§ **Job**: Extract the full set of records, then give each one again exactly.

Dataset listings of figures
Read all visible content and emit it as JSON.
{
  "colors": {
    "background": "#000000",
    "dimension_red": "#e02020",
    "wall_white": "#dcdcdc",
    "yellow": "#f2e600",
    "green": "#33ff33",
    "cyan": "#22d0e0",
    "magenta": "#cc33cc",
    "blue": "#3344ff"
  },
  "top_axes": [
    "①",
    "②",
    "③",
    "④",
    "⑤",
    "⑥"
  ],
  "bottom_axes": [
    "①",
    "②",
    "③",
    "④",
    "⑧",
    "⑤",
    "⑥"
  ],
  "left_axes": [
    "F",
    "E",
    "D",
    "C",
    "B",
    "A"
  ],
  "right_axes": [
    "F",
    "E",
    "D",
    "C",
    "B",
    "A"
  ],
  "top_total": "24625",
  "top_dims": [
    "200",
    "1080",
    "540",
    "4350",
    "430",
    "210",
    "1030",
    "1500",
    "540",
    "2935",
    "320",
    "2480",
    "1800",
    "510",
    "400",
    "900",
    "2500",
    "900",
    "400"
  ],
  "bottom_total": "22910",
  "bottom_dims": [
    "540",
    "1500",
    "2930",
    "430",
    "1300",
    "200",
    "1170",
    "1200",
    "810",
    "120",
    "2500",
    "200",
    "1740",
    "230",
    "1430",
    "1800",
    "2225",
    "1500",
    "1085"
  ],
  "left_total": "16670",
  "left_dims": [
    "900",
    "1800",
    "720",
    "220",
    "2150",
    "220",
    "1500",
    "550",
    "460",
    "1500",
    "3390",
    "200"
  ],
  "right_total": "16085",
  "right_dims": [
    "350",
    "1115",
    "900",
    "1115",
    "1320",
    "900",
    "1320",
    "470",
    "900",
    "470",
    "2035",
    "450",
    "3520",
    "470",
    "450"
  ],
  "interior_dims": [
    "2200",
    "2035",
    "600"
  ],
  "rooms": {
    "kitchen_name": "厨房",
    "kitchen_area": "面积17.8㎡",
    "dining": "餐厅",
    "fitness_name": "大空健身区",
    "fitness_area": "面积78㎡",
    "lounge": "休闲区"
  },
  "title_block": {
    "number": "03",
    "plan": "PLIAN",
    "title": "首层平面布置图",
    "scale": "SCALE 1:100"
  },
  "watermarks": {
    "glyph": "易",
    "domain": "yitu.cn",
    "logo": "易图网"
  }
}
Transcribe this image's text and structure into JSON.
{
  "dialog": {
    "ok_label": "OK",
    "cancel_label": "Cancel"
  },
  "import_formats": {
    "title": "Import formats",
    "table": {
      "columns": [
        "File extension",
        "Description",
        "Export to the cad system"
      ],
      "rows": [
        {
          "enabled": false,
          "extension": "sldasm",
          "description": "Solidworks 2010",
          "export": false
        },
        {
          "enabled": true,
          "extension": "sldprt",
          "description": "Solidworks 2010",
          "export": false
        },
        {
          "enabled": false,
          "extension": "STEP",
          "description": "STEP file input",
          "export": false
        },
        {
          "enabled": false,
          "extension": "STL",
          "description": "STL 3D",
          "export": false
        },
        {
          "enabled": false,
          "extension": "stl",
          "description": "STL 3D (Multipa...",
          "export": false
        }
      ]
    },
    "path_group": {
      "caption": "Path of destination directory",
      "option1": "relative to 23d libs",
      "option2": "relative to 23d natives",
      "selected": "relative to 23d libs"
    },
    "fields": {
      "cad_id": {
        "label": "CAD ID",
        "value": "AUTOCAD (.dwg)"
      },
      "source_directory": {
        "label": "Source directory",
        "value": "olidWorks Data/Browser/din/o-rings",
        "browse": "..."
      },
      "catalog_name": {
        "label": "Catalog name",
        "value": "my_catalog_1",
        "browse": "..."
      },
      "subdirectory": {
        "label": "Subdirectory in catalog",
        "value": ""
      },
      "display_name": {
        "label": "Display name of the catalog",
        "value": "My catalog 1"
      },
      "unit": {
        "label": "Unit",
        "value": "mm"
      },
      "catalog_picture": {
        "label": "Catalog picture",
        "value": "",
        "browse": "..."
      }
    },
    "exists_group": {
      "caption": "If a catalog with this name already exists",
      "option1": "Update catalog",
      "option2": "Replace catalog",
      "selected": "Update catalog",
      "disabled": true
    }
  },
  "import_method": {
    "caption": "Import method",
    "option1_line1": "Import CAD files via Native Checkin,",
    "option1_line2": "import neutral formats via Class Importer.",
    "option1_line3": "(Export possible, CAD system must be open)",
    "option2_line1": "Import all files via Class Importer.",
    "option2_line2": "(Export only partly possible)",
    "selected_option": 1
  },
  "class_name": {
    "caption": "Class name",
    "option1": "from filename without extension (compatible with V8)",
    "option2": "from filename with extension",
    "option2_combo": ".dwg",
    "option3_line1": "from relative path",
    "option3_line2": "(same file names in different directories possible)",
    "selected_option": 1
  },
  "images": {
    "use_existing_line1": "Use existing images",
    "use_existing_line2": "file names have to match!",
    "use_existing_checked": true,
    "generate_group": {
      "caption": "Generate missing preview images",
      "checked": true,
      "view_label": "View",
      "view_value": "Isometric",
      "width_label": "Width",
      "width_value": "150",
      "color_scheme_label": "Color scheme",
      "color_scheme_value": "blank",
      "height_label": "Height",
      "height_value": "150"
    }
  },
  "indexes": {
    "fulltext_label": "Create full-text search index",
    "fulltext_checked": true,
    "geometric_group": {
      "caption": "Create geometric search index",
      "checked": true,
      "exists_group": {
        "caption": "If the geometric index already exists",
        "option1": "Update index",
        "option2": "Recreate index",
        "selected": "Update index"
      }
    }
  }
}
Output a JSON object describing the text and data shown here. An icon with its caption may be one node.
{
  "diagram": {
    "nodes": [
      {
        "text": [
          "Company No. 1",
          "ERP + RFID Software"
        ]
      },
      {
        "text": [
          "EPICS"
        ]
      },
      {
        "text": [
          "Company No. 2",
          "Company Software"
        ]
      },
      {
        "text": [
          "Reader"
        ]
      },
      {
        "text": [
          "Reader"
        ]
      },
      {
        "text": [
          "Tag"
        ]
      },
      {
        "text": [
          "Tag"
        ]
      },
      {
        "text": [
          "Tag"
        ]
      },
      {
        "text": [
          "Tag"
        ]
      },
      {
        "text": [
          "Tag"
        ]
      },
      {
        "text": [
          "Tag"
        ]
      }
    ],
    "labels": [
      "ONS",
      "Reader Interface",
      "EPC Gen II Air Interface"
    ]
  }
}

§ **Written answer**:
Read all visible content and emit it as JSON.
{
  "colors": {
    "background": "#000000",
    "dimension_red": "#e02020",
    "wall_white": "#dcdcdc",
    "yellow": "#f2e600",
    "green": "#33ff33",
    "cyan": "#22d0e0",
    "magenta": "#cc33cc",
    "blue": "#3344ff"
  },
  "top_axes": [
    "①",
    "②",
    "③",
    "④",
    "⑤",
    "⑥"
  ],
  "bottom_axes": [
    "①",
    "②",
    "③",
    "④",
    "⑧",
    "⑤",
    "⑥"
  ],
  "left_axes": [
    "F",
    "E",
    "D",
    "C",
    "B",
    "A"
  ],
  "right_axes": [
    "F",
    "E",
    "D",
    "C",
    "B",
    "A"
  ],
  "top_total": "24625",
  "top_dims": [
    "200",
    "1080",
    "540",
    "4350",
    "430",
    "210",
    "1030",
    "1500",
    "540",
    "2935",
    "320",
    "2480",
    "1800",
    "510",
    "400",
    "900",
    "2500",
    "900",
    "400"
  ],
  "bottom_total": "22910",
  "bottom_dims": [
    "540",
    "1500",
    "2930",
    "430",
    "1300",
    "200",
    "1170",
    "1200",
    "810",
    "120",
    "2500",
    "200",
    "1740",
    "230",
    "1430",
    "1800",
    "2225",
    "1500",
    "1085"
  ],
  "left_total": "16670",
  "left_dims": [
    "900",
    "1800",
    "720",
    "220",
    "2150",
    "220",
    "1500",
    "550",
    "460",
    "1500",
    "3390",
    "200"
  ],
  "right_total": "16085",
  "right_dims": [
    "350",
    "1115",
    "900",
    "1115",
    "1320",
    "900",
    "1320",
    "470",
    "900",
    "470",
    "2035",
    "450",
    "3520",
    "470",
    "450"
  ],
  "interior_dims": [
    "2200",
    "2035",
    "600"
  ],
  "rooms": {
    "kitchen_name": "厨房",
    "kitchen_area": "面积17.8㎡",
    "dining": "餐厅",
    "fitness_name": "大空健身区",
    "fitness_area": "面积78㎡",
    "lounge": "休闲区"
  },
  "title_block": {
    "number": "03",
    "plan": "PLIAN",
    "title": "首层平面布置图",
    "scale": "SCALE 1:100"
  },
  "watermarks": {
    "glyph": "易",
    "domain": "yitu.cn",
    "logo": "易图网"
  }
}
Transcribe this image's text and structure into JSON.
{
  "dialog": {
    "ok_label": "OK",
    "cancel_label": "Cancel"
  },
  "import_formats": {
    "title": "Import formats",
    "table": {
      "columns": [
        "File extension",
        "Description",
        "Export to the cad system"
      ],
      "rows": [
        {
          "enabled": false,
          "extension": "sldasm",
          "description": "Solidworks 2010",
          "export": false
        },
        {
          "enabled": true,
          "extension": "sldprt",
          "description": "Solidworks 2010",
          "export": false
        },
        {
          "enabled": false,
          "extension": "STEP",
          "description": "STEP file input",
          "export": false
        },
        {
          "enabled": false,
          "extension": "STL",
          "description": "STL 3D",
          "export": false
        },
        {
          "enabled": false,
          "extension": "stl",
          "description": "STL 3D (Multipa...",
          "export": false
        }
      ]
    },
    "path_group": {
      "caption": "Path of destination directory",
      "option1": "relative to 23d libs",
      "option2": "relative to 23d natives",
      "selected": "relative to 23d libs"
    },
    "fields": {
      "cad_id": {
        "label": "CAD ID",
        "value": "AUTOCAD (.dwg)"
      },
      "source_directory": {
        "label": "Source directory",
        "value": "olidWorks Data/Browser/din/o-rings",
        "browse": "..."
      },
      "catalog_name": {
        "label": "Catalog name",
        "value": "my_catalog_1",
        "browse": "..."
      },
      "subdirectory": {
        "label": "Subdirectory in catalog",
        "value": ""
      },
      "display_name": {
        "label": "Display name of the catalog",
        "value": "My catalog 1"
      },
      "unit": {
        "label": "Unit",
        "value": "mm"
      },
      "catalog_picture": {
        "label": "Catalog picture",
        "value": "",
        "browse": "..."
      }
    },
    "exists_group": {
      "caption": "If a catalog with this name already exists",
      "option1": "Update catalog",
      "option2": "Replace catalog",
      "selected": "Update catalog",
      "disabled": true
    }
  },
  "import_method": {
    "caption": "Import method",
    "option1_line1": "Import CAD files via Native Checkin,",
    "option1_line2": "import neutral formats via Class Importer.",
    "option1_line3": "(Export possible, CAD system must be open)",
    "option2_line1": "Import all files via Class Importer.",
    "option2_line2": "(Export only partly possible)",
    "selected_option": 1
  },
  "class_name": {
    "caption": "Class name",
    "option1": "from filename without extension (compatible with V8)",
    "option2": "from filename with extension",
    "option2_combo": ".dwg",
    "option3_line1": "from relative path",
    "option3_line2": "(same file names in different directories possible)",
    "selected_option": 1
  },
  "images": {
    "use_existing_line1": "Use existing images",
    "use_existing_line2": "file names have to match!",
    "use_existing_checked": true,
    "generate_group": {
      "caption": "Generate missing preview images",
      "checked": true,
      "view_label": "View",
      "view_value": "Isometric",
      "width_label": "Width",
      "width_value": "150",
      "color_scheme_label": "Color scheme",
      "color_scheme_value": "blank",
      "height_label": "Height",
      "height_value": "150"
    }
  },
  "indexes": {
    "fulltext_label": "Create full-text search index",
    "fulltext_checked": true,
    "geometric_group": {
      "caption": "Create geometric search index",
      "checked": true,
      "exists_group": {
        "caption": "If the geometric index already exists",
        "option1": "Update index",
        "option2": "Recreate index",
        "selected": "Update index"
      }
    }
  }
}
Output a JSON object describing the text and data shown here. An icon with its caption may be one node.
{
  "diagram": {
    "nodes": [
      {
        "text": [
          "Company No. 1",
          "ERP + RFID Software"
        ]
      },
      {
        "text": [
          "EPICS"
        ]
      },
      {
        "text": [
          "Company No. 2",
          "Company Software"
        ]
      },
      {
        "text": [
          "Reader"
        ]
      },
      {
        "text": [
          "Reader"
        ]
      },
      {
        "text": [
          "Tag"
        ]
      },
      {
        "text": [
          "Tag"
        ]
      },
      {
        "text": [
          "Tag"
        ]
      },
      {
        "text": [
          "Tag"
        ]
      },
      {
        "text": [
          "Tag"
        ]
      },
      {
        "text": [
          "Tag"
        ]
      }
    ],
    "labels": [
      "ONS",
      "Reader Interface",
      "EPC Gen II Air Interface"
    ]
  }
}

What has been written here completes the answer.